WHAT IS ASKED: Below are the records. Gather each line that holds "JSON".

══════

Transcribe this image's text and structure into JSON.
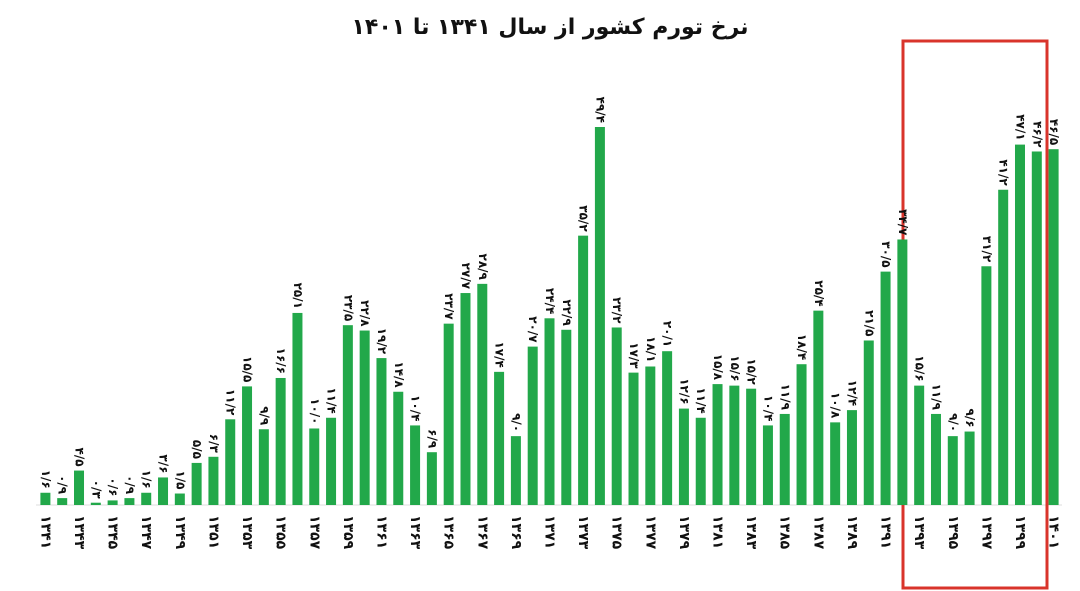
{
  "chart_data": {
    "type": "bar",
    "title": "نرخ تورم کشور از سال ۱۳۴۱ تا ۱۴۰۱",
    "color": "#22a84a",
    "categories": [
      "۱۳۴۱",
      null,
      "۱۳۴۳",
      null,
      "۱۳۴۵",
      null,
      "۱۳۴۷",
      null,
      "۱۳۴۹",
      null,
      "۱۳۵۱",
      null,
      "۱۳۵۳",
      null,
      "۱۳۵۵",
      null,
      "۱۳۵۷",
      null,
      "۱۳۵۹",
      null,
      "۱۳۶۱",
      null,
      "۱۳۶۳",
      null,
      "۱۳۶۵",
      null,
      "۱۳۶۷",
      null,
      "۱۳۶۹",
      null,
      "۱۳۷۱",
      null,
      "۱۳۷۳",
      null,
      "۱۳۷۵",
      null,
      "۱۳۷۷",
      null,
      "۱۳۷۹",
      null,
      "۱۳۸۱",
      null,
      "۱۳۸۳",
      null,
      "۱۳۸۵",
      null,
      "۱۳۸۷",
      null,
      "۱۳۸۹",
      null,
      "۱۳۹۱",
      null,
      "۱۳۹۳",
      null,
      "۱۳۹۵",
      null,
      "۱۳۹۷",
      null,
      "۱۳۹۹",
      null,
      "۱۴۰۱"
    ],
    "values": [
      1.6,
      0.9,
      4.5,
      0.3,
      0.6,
      0.9,
      1.6,
      3.6,
      1.5,
      5.5,
      6.3,
      11.2,
      15.5,
      9.9,
      16.6,
      25.1,
      10.0,
      11.4,
      23.5,
      22.8,
      19.2,
      14.8,
      10.4,
      6.9,
      23.7,
      27.7,
      28.9,
      17.4,
      9.0,
      20.7,
      24.4,
      22.9,
      35.2,
      49.4,
      23.2,
      17.3,
      18.1,
      20.1,
      12.6,
      11.4,
      15.8,
      15.6,
      15.2,
      10.4,
      11.9,
      18.4,
      25.4,
      10.8,
      12.4,
      21.5,
      30.5,
      34.7,
      15.6,
      11.9,
      9.0,
      9.6,
      31.2,
      41.2,
      47.1,
      46.2,
      46.5
    ],
    "value_labels": [
      "۱/۶",
      "۰/۹",
      "۴/۵",
      "۰/۳",
      "۰/۶",
      "۰/۹",
      "۱/۶",
      "۳/۶",
      "۱/۵",
      "۵/۵",
      "۶/۳",
      "۱۱/۲",
      "۱۵/۵",
      "۹/۹",
      "۱۶/۶",
      "۲۵/۱",
      "۱۰/۰",
      "۱۱/۴",
      "۲۳/۵",
      "۲۲/۸",
      "۱۹/۲",
      "۱۴/۸",
      "۱۰/۴",
      "۶/۹",
      "۲۳/۷",
      "۲۷/۷",
      "۲۸/۹",
      "۱۷/۴",
      "۹/۰",
      "۲۰/۷",
      "۲۴/۴",
      "۲۲/۹",
      "۳۵/۲",
      "۴۹/۴",
      "۲۳/۲",
      "۱۷/۳",
      "۱۸/۱",
      "۲۰/۱",
      "۱۲/۶",
      "۱۱/۴",
      "۱۵/۸",
      "۱۵/۶",
      "۱۵/۲",
      "۱۰/۴",
      "۱۱/۹",
      "۱۸/۴",
      "۲۵/۴",
      "۱۰/۸",
      "۱۲/۴",
      "۲۱/۵",
      "۳۰/۵",
      "۳۴/۷",
      "۱۵/۶",
      "۱۱/۹",
      "۹/۰",
      "۹/۶",
      "۳۱/۲",
      "۴۱/۲",
      "۴۷/۱",
      "۴۶/۲",
      "۴۶/۵"
    ]
  }
}
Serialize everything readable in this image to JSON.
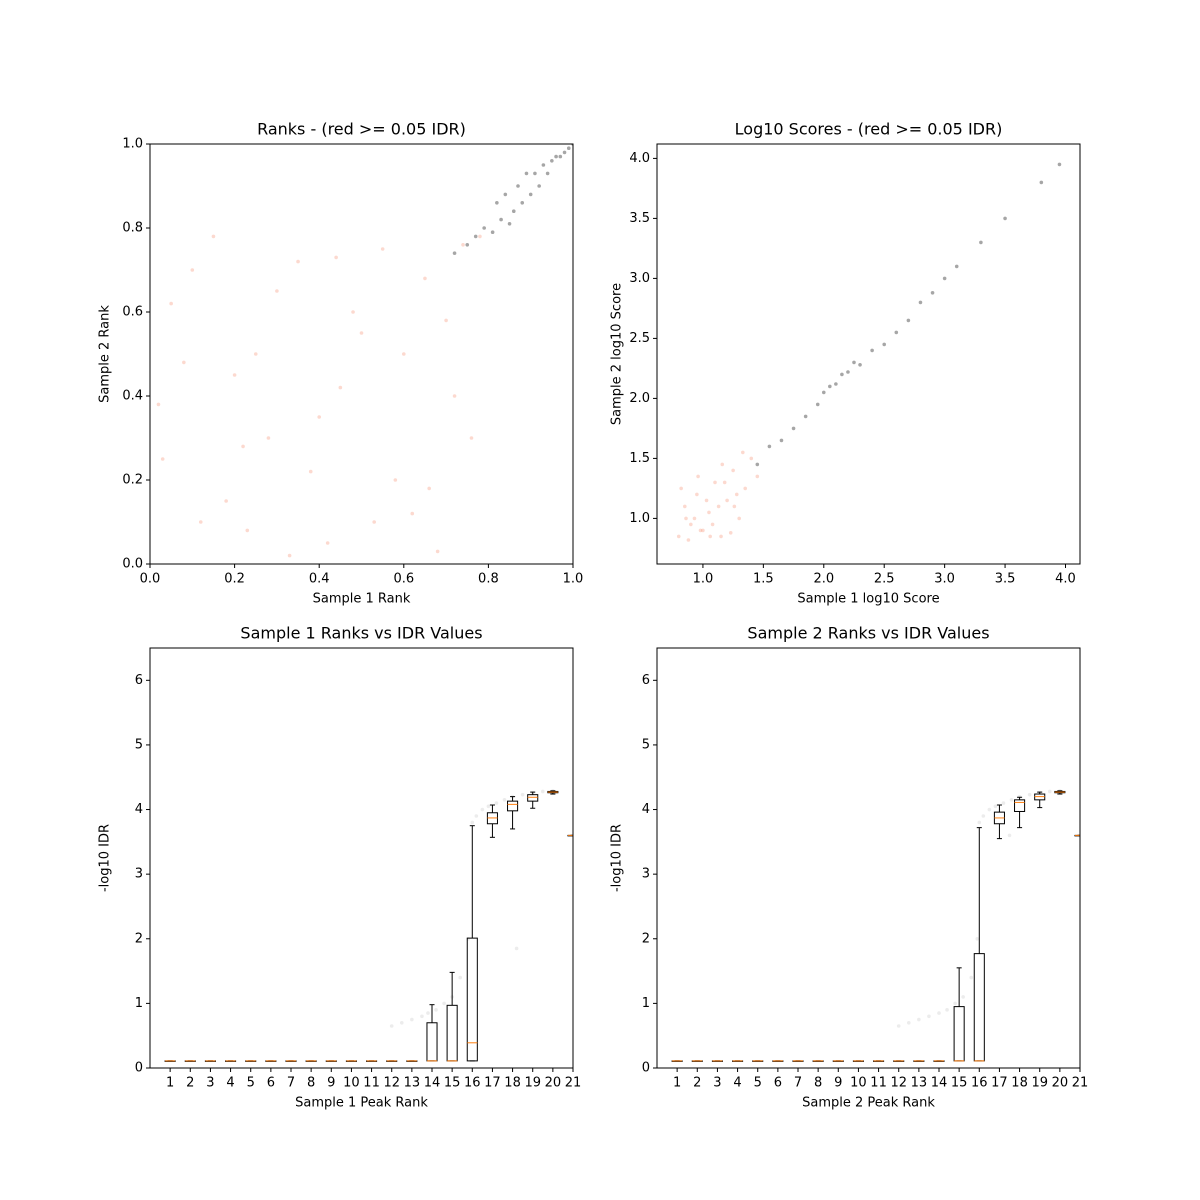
{
  "chart_data": [
    {
      "type": "scatter",
      "title": "Ranks - (red >= 0.05 IDR)",
      "x_label": "Sample 1 Rank",
      "y_label": "Sample 2 Rank",
      "xlim": [
        0,
        1
      ],
      "ylim": [
        0,
        1
      ],
      "xticks": [
        {
          "value": 0,
          "label": "0.0"
        },
        {
          "value": 0.2,
          "label": "0.2"
        },
        {
          "value": 0.4,
          "label": "0.4"
        },
        {
          "value": 0.6,
          "label": "0.6"
        },
        {
          "value": 0.8,
          "label": "0.8"
        },
        {
          "value": 1,
          "label": "1.0"
        }
      ],
      "yticks": [
        {
          "value": 0,
          "label": "0.0"
        },
        {
          "value": 0.2,
          "label": "0.2"
        },
        {
          "value": 0.4,
          "label": "0.4"
        },
        {
          "value": 0.6,
          "label": "0.6"
        },
        {
          "value": 0.8,
          "label": "0.8"
        },
        {
          "value": 1,
          "label": "1.0"
        }
      ],
      "series": [
        {
          "color": "#f4805f",
          "x": [
            0.05,
            0.12,
            0.2,
            0.28,
            0.35,
            0.42,
            0.5,
            0.58,
            0.65,
            0.72,
            0.78,
            0.03,
            0.1,
            0.18,
            0.25,
            0.33,
            0.4,
            0.48,
            0.55,
            0.62,
            0.7,
            0.76,
            0.08,
            0.15,
            0.23,
            0.3,
            0.38,
            0.45,
            0.53,
            0.6,
            0.68,
            0.74,
            0.02,
            0.22,
            0.44,
            0.66
          ],
          "y": [
            0.62,
            0.1,
            0.45,
            0.3,
            0.72,
            0.05,
            0.55,
            0.2,
            0.68,
            0.4,
            0.78,
            0.25,
            0.7,
            0.15,
            0.5,
            0.02,
            0.35,
            0.6,
            0.75,
            0.12,
            0.58,
            0.3,
            0.48,
            0.78,
            0.08,
            0.65,
            0.22,
            0.42,
            0.1,
            0.5,
            0.03,
            0.76,
            0.38,
            0.28,
            0.73,
            0.18
          ]
        },
        {
          "color": "#000000",
          "x": [
            0.72,
            0.75,
            0.77,
            0.79,
            0.81,
            0.83,
            0.84,
            0.86,
            0.87,
            0.88,
            0.9,
            0.91,
            0.92,
            0.93,
            0.94,
            0.95,
            0.96,
            0.97,
            0.98,
            0.99,
            1.0,
            0.85,
            0.89,
            0.82
          ],
          "y": [
            0.74,
            0.76,
            0.78,
            0.8,
            0.79,
            0.82,
            0.88,
            0.84,
            0.9,
            0.86,
            0.88,
            0.93,
            0.9,
            0.95,
            0.93,
            0.96,
            0.97,
            0.97,
            0.98,
            0.99,
            1.0,
            0.81,
            0.93,
            0.86
          ]
        }
      ]
    },
    {
      "type": "scatter",
      "title": "Log10 Scores - (red >= 0.05 IDR)",
      "x_label": "Sample 1 log10 Score",
      "y_label": "Sample 2 log10 Score",
      "xlim": [
        0.62,
        4.12
      ],
      "ylim": [
        0.62,
        4.12
      ],
      "xticks": [
        {
          "value": 1,
          "label": "1.0"
        },
        1.5,
        {
          "value": 2,
          "label": "2.0"
        },
        2.5,
        {
          "value": 3,
          "label": "3.0"
        },
        3.5,
        {
          "value": 4,
          "label": "4.0"
        }
      ],
      "yticks": [
        {
          "value": 1,
          "label": "1.0"
        },
        1.5,
        {
          "value": 2,
          "label": "2.0"
        },
        2.5,
        {
          "value": 3,
          "label": "3.0"
        },
        3.5,
        {
          "value": 4,
          "label": "4.0"
        }
      ],
      "series": [
        {
          "color": "#f4805f",
          "x": [
            0.8,
            0.85,
            0.9,
            0.95,
            1.0,
            1.05,
            1.1,
            1.15,
            1.2,
            1.25,
            1.3,
            1.35,
            1.4,
            1.45,
            0.82,
            0.88,
            0.93,
            0.98,
            1.03,
            1.08,
            1.13,
            1.18,
            1.23,
            1.28,
            1.33,
            0.86,
            0.96,
            1.06,
            1.16,
            1.26
          ],
          "y": [
            0.85,
            1.1,
            0.95,
            1.2,
            0.9,
            1.05,
            1.3,
            0.85,
            1.15,
            1.4,
            1.0,
            1.25,
            1.5,
            1.35,
            1.25,
            0.82,
            1.0,
            0.9,
            1.15,
            0.95,
            1.1,
            1.3,
            0.88,
            1.2,
            1.55,
            1.0,
            1.35,
            0.85,
            1.45,
            1.1
          ]
        },
        {
          "color": "#000000",
          "x": [
            1.45,
            1.55,
            1.65,
            1.75,
            1.85,
            1.95,
            2.0,
            2.05,
            2.1,
            2.15,
            2.2,
            2.25,
            2.3,
            2.4,
            2.5,
            2.6,
            2.7,
            2.8,
            2.9,
            3.0,
            3.1,
            3.3,
            3.5,
            3.8,
            3.95
          ],
          "y": [
            1.45,
            1.6,
            1.65,
            1.75,
            1.85,
            1.95,
            2.05,
            2.1,
            2.12,
            2.2,
            2.22,
            2.3,
            2.28,
            2.4,
            2.45,
            2.55,
            2.65,
            2.8,
            2.88,
            3.0,
            3.1,
            3.3,
            3.5,
            3.8,
            3.95
          ]
        }
      ]
    },
    {
      "type": "box",
      "title": "Sample 1 Ranks vs IDR Values",
      "x_label": "Sample 1 Peak Rank",
      "y_label": "-log10 IDR",
      "xlim": [
        0,
        21
      ],
      "ylim": [
        0,
        6.5
      ],
      "xticks": [
        1,
        2,
        3,
        4,
        5,
        6,
        7,
        8,
        9,
        10,
        11,
        12,
        13,
        14,
        15,
        16,
        17,
        18,
        19,
        20,
        21
      ],
      "yticks": [
        0,
        1,
        2,
        3,
        4,
        5,
        6
      ],
      "positions": [
        1,
        2,
        3,
        4,
        5,
        6,
        7,
        8,
        9,
        10,
        11,
        12,
        13,
        14,
        15,
        16,
        17,
        18,
        19,
        20,
        21
      ],
      "low": [
        0.11,
        0.11,
        0.11,
        0.11,
        0.11,
        0.11,
        0.11,
        0.11,
        0.11,
        0.11,
        0.11,
        0.11,
        0.11,
        0.11,
        0.11,
        0.11,
        3.57,
        3.7,
        4.02,
        4.24,
        3.6
      ],
      "q1": [
        0.11,
        0.11,
        0.11,
        0.11,
        0.11,
        0.11,
        0.11,
        0.11,
        0.11,
        0.11,
        0.11,
        0.11,
        0.11,
        0.11,
        0.11,
        0.11,
        3.78,
        3.98,
        4.13,
        4.26,
        3.6
      ],
      "median": [
        0.11,
        0.11,
        0.11,
        0.11,
        0.11,
        0.11,
        0.11,
        0.11,
        0.11,
        0.11,
        0.11,
        0.11,
        0.11,
        0.11,
        0.11,
        0.39,
        3.87,
        4.08,
        4.19,
        4.27,
        3.6
      ],
      "q3": [
        0.11,
        0.11,
        0.11,
        0.11,
        0.11,
        0.11,
        0.11,
        0.11,
        0.11,
        0.11,
        0.11,
        0.11,
        0.11,
        0.7,
        0.97,
        2.01,
        3.95,
        4.13,
        4.23,
        4.28,
        3.6
      ],
      "high": [
        0.11,
        0.11,
        0.11,
        0.11,
        0.11,
        0.11,
        0.11,
        0.11,
        0.11,
        0.11,
        0.11,
        0.11,
        0.11,
        0.98,
        1.48,
        3.75,
        4.07,
        4.2,
        4.27,
        4.29,
        3.6
      ],
      "median_color": "#ff7f0e",
      "points": {
        "color": "#808080",
        "x": [
          12,
          12.5,
          13,
          13.5,
          13.8,
          14.2,
          14.6,
          15,
          15.4,
          15.8,
          16,
          16.2,
          16.5,
          16.8,
          17.2,
          17.6,
          18,
          18.5,
          19,
          19.5,
          20,
          18.2
        ],
        "y": [
          0.65,
          0.7,
          0.75,
          0.8,
          0.85,
          0.9,
          1.0,
          1.1,
          1.4,
          2.0,
          3.8,
          3.9,
          4.0,
          4.05,
          4.1,
          4.15,
          4.2,
          4.23,
          4.26,
          4.28,
          4.29,
          1.85
        ]
      }
    },
    {
      "type": "box",
      "title": "Sample 2 Ranks vs IDR Values",
      "x_label": "Sample 2 Peak Rank",
      "y_label": "-log10 IDR",
      "xlim": [
        0,
        21
      ],
      "ylim": [
        0,
        6.5
      ],
      "xticks": [
        1,
        2,
        3,
        4,
        5,
        6,
        7,
        8,
        9,
        10,
        11,
        12,
        13,
        14,
        15,
        16,
        17,
        18,
        19,
        20,
        21
      ],
      "yticks": [
        0,
        1,
        2,
        3,
        4,
        5,
        6
      ],
      "positions": [
        1,
        2,
        3,
        4,
        5,
        6,
        7,
        8,
        9,
        10,
        11,
        12,
        13,
        14,
        15,
        16,
        17,
        18,
        19,
        20,
        21
      ],
      "low": [
        0.11,
        0.11,
        0.11,
        0.11,
        0.11,
        0.11,
        0.11,
        0.11,
        0.11,
        0.11,
        0.11,
        0.11,
        0.11,
        0.11,
        0.11,
        0.11,
        3.55,
        3.72,
        4.03,
        4.24,
        3.6
      ],
      "q1": [
        0.11,
        0.11,
        0.11,
        0.11,
        0.11,
        0.11,
        0.11,
        0.11,
        0.11,
        0.11,
        0.11,
        0.11,
        0.11,
        0.11,
        0.11,
        0.11,
        3.78,
        3.97,
        4.15,
        4.26,
        3.6
      ],
      "median": [
        0.11,
        0.11,
        0.11,
        0.11,
        0.11,
        0.11,
        0.11,
        0.11,
        0.11,
        0.11,
        0.11,
        0.11,
        0.11,
        0.11,
        0.11,
        0.11,
        3.87,
        4.11,
        4.2,
        4.27,
        3.6
      ],
      "q3": [
        0.11,
        0.11,
        0.11,
        0.11,
        0.11,
        0.11,
        0.11,
        0.11,
        0.11,
        0.11,
        0.11,
        0.11,
        0.11,
        0.11,
        0.95,
        1.77,
        3.96,
        4.15,
        4.24,
        4.28,
        3.6
      ],
      "high": [
        0.11,
        0.11,
        0.11,
        0.11,
        0.11,
        0.11,
        0.11,
        0.11,
        0.11,
        0.11,
        0.11,
        0.11,
        0.11,
        0.11,
        1.55,
        3.72,
        4.07,
        4.19,
        4.27,
        4.29,
        3.6
      ],
      "median_color": "#ff7f0e",
      "points": {
        "color": "#808080",
        "x": [
          12,
          12.5,
          13,
          13.5,
          14,
          14.4,
          14.8,
          15.2,
          15.6,
          15.9,
          16,
          16.2,
          16.5,
          16.8,
          17.2,
          17.6,
          18,
          18.5,
          19,
          19.5,
          20,
          17.5
        ],
        "y": [
          0.65,
          0.7,
          0.75,
          0.8,
          0.85,
          0.9,
          1.0,
          1.1,
          1.4,
          2.0,
          3.8,
          3.9,
          4.0,
          4.05,
          4.1,
          4.15,
          4.2,
          4.23,
          4.26,
          4.28,
          4.29,
          3.6
        ]
      }
    }
  ]
}
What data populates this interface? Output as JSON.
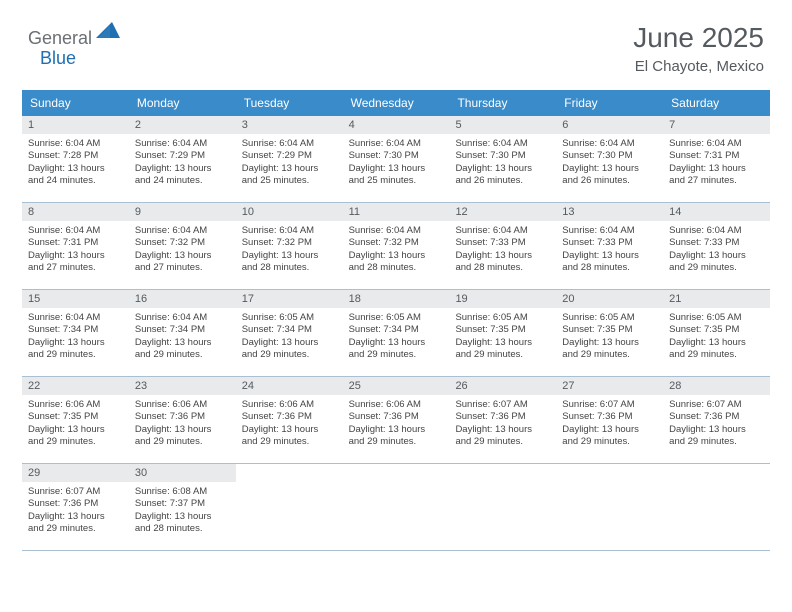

══════

SOLUTION TO THIS EXERCISE:
Transcribe this image's text and structure into JSON.
Serialize everything readable in this image to JSON.
What data populates this interface? Output as JSON.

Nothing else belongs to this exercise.